----- Provided entries -----
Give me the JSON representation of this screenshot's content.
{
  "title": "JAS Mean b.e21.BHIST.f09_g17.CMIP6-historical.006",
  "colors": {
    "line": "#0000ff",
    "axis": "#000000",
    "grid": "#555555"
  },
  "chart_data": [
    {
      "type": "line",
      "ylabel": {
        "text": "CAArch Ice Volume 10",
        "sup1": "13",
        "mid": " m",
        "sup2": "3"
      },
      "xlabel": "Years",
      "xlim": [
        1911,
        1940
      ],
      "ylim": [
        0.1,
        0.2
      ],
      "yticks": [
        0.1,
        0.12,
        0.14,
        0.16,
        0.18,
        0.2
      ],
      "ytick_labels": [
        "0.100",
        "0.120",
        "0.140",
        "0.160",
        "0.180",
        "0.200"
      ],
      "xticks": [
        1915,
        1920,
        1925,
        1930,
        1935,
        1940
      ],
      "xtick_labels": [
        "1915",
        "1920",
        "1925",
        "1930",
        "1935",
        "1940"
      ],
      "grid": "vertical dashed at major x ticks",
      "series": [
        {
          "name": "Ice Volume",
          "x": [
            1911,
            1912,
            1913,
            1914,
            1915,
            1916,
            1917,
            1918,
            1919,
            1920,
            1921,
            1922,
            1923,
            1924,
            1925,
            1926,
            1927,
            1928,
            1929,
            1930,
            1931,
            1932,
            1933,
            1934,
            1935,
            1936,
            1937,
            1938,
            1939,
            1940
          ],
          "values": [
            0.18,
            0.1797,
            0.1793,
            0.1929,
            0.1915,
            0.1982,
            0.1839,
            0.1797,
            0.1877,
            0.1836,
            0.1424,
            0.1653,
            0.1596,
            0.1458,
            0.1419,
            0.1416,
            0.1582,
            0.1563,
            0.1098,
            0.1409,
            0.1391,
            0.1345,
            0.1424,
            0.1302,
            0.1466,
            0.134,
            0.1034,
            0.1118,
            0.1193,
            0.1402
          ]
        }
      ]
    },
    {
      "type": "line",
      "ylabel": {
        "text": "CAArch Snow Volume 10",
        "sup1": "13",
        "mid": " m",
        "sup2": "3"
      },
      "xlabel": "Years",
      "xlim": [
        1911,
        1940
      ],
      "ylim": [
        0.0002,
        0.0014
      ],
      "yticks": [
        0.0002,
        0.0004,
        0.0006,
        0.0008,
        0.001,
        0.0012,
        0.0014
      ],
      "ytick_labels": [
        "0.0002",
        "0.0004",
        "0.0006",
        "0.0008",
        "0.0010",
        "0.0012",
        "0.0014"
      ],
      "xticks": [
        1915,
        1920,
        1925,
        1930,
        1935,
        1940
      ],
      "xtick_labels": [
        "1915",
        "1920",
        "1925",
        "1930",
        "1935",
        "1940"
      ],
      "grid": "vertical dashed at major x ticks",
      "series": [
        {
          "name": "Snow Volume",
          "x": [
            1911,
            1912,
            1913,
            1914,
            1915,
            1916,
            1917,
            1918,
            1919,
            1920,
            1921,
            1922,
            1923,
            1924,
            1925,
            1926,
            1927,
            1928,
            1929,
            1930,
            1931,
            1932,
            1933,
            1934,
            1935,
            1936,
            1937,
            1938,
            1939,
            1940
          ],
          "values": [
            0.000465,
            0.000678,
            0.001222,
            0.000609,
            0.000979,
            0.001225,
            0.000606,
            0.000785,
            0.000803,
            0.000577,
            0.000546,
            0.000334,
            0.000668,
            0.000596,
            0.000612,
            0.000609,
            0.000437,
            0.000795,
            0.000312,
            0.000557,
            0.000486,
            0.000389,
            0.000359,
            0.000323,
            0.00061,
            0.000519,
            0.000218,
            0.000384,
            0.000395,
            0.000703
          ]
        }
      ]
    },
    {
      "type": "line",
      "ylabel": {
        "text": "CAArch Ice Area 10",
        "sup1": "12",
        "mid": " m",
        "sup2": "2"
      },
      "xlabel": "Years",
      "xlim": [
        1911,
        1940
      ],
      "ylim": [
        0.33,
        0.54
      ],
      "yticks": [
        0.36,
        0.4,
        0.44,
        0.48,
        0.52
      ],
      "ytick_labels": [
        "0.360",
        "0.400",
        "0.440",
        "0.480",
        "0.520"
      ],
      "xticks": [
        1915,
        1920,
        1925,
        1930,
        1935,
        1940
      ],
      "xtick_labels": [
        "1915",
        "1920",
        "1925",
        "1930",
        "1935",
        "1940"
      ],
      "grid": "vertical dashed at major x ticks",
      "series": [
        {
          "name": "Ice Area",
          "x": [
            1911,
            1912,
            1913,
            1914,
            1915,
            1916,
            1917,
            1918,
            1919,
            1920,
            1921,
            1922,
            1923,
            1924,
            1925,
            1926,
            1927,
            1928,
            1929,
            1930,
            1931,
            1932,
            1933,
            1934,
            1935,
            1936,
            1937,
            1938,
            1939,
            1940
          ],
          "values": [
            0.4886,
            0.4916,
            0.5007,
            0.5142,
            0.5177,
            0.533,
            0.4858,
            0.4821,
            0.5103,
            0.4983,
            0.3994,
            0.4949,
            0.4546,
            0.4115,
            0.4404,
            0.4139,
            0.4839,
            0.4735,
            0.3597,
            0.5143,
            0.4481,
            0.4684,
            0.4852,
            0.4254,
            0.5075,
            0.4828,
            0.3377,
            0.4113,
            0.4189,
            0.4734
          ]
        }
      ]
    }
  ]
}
-----
**Task**: What is the number of lines above that hold the string "text"? Answer with that number alone.

**The completed task**: 3